:: Entries provided
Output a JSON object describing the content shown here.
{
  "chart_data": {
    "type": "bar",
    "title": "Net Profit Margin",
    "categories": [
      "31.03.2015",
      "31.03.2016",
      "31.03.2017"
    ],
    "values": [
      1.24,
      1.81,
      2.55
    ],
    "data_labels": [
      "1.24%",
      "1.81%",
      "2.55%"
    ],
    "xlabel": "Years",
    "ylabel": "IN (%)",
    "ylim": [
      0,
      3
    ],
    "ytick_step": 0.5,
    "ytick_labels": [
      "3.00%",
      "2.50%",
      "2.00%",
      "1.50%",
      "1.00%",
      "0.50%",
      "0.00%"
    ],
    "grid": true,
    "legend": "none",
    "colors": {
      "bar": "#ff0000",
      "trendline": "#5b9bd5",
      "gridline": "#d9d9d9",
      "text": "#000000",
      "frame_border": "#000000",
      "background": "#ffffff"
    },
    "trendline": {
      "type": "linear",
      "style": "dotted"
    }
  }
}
::::
Problem statement:
Reproduce the records in full, exactly as written.

Final result:
Output a JSON object describing the content shown here.
{
  "chart_data": {
    "type": "bar",
    "title": "Net Profit Margin",
    "categories": [
      "31.03.2015",
      "31.03.2016",
      "31.03.2017"
    ],
    "values": [
      1.24,
      1.81,
      2.55
    ],
    "data_labels": [
      "1.24%",
      "1.81%",
      "2.55%"
    ],
    "xlabel": "Years",
    "ylabel": "IN (%)",
    "ylim": [
      0,
      3
    ],
    "ytick_step": 0.5,
    "ytick_labels": [
      "3.00%",
      "2.50%",
      "2.00%",
      "1.50%",
      "1.00%",
      "0.50%",
      "0.00%"
    ],
    "grid": true,
    "legend": "none",
    "colors": {
      "bar": "#ff0000",
      "trendline": "#5b9bd5",
      "gridline": "#d9d9d9",
      "text": "#000000",
      "frame_border": "#000000",
      "background": "#ffffff"
    },
    "trendline": {
      "type": "linear",
      "style": "dotted"
    }
  }
}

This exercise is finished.